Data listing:

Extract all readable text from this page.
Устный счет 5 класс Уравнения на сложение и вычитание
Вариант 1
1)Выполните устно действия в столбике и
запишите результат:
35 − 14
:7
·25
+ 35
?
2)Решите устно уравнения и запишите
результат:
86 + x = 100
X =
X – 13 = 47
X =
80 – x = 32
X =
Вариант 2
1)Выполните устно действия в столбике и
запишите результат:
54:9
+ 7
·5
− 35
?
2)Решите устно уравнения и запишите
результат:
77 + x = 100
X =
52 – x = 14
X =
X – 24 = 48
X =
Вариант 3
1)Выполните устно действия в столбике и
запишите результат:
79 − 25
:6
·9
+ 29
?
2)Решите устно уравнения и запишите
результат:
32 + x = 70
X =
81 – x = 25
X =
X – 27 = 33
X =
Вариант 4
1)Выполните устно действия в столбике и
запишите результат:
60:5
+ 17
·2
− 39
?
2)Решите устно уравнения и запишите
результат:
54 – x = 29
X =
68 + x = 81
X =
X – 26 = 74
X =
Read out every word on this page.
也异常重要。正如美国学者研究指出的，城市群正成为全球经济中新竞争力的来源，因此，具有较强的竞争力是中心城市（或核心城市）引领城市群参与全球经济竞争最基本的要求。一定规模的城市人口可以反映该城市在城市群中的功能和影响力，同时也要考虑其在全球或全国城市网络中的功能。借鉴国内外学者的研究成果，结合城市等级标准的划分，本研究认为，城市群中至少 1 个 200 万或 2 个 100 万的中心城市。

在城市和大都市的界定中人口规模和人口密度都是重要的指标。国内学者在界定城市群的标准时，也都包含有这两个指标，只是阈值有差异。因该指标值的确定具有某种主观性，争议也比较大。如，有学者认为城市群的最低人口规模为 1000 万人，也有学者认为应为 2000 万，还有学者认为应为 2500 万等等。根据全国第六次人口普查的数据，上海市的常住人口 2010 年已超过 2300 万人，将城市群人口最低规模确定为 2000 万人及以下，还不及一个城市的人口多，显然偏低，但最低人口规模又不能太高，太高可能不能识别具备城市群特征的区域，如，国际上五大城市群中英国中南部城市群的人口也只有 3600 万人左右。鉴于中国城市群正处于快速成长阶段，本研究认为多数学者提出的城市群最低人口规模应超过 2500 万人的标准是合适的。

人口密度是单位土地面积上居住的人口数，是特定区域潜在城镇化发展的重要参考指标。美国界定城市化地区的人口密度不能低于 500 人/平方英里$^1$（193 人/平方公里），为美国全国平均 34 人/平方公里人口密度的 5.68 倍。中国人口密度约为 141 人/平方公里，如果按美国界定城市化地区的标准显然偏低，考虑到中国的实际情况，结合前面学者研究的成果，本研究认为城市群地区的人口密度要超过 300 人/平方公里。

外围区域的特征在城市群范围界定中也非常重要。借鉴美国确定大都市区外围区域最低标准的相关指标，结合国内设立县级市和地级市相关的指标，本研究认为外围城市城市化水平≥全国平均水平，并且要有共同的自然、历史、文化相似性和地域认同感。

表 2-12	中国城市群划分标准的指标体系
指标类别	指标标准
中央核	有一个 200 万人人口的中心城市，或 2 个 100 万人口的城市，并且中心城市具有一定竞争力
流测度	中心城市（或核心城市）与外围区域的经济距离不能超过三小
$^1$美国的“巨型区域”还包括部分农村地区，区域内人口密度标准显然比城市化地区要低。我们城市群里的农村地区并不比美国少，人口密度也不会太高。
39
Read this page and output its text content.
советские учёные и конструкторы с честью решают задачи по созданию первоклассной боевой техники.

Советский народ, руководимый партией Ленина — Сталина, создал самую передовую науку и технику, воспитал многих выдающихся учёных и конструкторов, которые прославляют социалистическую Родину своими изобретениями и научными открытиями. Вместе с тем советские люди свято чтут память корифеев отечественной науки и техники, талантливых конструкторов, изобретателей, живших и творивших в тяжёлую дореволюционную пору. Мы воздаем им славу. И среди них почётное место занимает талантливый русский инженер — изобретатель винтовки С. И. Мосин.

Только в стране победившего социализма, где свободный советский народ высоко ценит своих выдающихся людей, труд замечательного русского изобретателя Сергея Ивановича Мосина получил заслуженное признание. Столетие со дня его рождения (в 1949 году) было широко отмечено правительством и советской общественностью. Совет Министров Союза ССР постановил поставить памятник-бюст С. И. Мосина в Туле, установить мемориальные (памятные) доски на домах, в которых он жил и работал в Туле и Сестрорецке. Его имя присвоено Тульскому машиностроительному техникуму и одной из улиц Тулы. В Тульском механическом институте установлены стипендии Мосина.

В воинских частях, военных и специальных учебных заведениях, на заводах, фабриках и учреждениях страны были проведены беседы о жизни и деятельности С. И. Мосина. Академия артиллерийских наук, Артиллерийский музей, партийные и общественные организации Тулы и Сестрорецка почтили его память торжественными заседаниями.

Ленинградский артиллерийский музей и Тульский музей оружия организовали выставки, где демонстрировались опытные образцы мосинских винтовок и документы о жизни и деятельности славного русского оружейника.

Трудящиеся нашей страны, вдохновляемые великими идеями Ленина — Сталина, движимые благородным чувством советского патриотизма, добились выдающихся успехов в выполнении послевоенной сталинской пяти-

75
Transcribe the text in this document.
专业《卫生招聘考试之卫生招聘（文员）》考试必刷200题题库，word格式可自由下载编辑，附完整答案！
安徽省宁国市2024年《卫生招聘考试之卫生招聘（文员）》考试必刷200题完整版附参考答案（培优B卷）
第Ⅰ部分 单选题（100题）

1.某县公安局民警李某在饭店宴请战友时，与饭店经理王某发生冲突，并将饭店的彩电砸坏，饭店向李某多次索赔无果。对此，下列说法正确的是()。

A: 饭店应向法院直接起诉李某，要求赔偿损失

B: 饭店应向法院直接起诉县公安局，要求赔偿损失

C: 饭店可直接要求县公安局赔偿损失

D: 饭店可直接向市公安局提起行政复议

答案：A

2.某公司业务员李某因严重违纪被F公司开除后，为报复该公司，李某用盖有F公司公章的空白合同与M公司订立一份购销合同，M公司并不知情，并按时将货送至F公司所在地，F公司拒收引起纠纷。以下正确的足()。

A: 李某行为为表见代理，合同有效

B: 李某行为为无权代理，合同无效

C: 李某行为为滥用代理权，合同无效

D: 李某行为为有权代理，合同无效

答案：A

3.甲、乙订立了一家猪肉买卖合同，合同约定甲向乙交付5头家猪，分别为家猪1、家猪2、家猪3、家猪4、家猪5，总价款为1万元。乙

**Written problem**
Only a number is wanted: how many lines of the material include the word "page".

**Task result**
3